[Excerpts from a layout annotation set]
============================================================

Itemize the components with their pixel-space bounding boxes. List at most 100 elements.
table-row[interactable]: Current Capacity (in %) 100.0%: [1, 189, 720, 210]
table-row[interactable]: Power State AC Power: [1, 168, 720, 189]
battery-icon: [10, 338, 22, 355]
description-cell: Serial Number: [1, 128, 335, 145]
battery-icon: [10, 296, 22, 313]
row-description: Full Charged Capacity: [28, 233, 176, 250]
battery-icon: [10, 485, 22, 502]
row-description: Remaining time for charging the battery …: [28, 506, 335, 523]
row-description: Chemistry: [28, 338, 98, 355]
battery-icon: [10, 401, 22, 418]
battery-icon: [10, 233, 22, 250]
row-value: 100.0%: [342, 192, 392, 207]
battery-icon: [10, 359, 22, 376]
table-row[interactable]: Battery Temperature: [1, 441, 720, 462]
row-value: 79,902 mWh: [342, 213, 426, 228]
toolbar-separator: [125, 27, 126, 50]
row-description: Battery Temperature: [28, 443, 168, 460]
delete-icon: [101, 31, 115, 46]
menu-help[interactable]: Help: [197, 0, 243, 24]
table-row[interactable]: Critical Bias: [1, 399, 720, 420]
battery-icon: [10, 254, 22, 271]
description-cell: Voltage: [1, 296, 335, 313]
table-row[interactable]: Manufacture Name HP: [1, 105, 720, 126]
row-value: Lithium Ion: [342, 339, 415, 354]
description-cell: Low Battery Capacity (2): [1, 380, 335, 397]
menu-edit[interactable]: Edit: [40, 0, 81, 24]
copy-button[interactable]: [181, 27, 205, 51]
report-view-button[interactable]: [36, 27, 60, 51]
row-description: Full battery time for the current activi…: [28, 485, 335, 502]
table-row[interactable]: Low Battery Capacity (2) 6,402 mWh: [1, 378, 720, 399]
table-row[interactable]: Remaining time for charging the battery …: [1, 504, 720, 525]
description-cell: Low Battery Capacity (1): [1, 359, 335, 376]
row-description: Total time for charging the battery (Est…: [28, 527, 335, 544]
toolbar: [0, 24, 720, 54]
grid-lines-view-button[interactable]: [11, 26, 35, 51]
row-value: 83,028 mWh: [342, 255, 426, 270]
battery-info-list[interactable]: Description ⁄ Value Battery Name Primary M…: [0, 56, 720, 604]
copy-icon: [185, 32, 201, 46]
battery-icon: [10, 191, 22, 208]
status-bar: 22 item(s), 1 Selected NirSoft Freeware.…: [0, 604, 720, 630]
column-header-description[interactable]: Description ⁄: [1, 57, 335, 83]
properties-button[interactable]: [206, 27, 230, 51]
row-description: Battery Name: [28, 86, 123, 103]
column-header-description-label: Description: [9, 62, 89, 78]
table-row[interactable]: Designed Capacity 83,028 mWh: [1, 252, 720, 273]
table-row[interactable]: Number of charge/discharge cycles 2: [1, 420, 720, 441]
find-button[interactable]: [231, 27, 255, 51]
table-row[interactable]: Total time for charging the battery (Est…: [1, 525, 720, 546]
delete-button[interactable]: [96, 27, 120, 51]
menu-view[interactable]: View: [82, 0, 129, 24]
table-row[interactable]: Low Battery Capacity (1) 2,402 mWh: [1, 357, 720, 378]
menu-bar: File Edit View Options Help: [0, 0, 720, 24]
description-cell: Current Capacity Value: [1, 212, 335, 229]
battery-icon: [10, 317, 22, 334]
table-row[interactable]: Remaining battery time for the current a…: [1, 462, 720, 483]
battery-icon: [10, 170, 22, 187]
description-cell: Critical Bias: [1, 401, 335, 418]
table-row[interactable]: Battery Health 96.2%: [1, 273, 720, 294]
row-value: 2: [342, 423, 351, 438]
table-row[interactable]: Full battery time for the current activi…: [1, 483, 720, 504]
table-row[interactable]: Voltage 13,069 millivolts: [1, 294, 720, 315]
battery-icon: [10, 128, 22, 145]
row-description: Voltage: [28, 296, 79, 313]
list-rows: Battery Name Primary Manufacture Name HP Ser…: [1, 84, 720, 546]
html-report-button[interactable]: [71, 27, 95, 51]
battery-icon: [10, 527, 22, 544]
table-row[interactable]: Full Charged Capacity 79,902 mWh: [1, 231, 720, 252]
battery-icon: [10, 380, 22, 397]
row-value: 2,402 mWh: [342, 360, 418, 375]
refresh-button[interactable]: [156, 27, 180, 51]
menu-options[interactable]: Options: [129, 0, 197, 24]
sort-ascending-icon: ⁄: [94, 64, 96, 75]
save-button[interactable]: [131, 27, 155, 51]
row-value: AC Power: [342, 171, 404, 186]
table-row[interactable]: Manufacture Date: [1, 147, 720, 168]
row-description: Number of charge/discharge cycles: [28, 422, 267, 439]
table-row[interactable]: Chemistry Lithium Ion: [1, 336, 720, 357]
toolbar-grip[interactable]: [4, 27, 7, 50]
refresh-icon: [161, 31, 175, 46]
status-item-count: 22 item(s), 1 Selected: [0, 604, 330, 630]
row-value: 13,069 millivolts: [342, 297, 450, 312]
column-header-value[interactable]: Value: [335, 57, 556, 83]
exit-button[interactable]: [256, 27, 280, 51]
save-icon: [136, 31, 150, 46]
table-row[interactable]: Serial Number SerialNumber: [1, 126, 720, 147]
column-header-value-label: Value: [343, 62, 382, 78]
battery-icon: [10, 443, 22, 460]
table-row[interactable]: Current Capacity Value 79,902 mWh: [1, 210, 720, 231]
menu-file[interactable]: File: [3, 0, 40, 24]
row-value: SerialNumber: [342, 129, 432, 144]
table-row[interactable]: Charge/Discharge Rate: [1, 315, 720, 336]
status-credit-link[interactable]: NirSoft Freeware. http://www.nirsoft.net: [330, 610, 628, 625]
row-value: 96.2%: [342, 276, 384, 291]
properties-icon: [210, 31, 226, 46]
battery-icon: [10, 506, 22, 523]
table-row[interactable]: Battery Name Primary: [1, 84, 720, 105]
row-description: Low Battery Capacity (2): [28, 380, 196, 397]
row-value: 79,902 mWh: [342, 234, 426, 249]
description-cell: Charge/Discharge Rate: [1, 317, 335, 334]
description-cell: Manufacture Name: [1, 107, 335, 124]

============================================================

Return the records verbatim, beginning with the first line and ending after the line that contains "battery-icon: [10, 401, 22, 418]". Include both of those lines.

Itemize the components with their pixel-space bounding boxes. List at most 100 elements.
table-row[interactable]: Current Capacity (in %) 100.0%: [1, 189, 720, 210]
table-row[interactable]: Power State AC Power: [1, 168, 720, 189]
battery-icon: [10, 338, 22, 355]
description-cell: Serial Number: [1, 128, 335, 145]
battery-icon: [10, 296, 22, 313]
row-description: Full Charged Capacity: [28, 233, 176, 250]
battery-icon: [10, 485, 22, 502]
row-description: Remaining time for charging the battery …: [28, 506, 335, 523]
row-description: Chemistry: [28, 338, 98, 355]
battery-icon: [10, 401, 22, 418]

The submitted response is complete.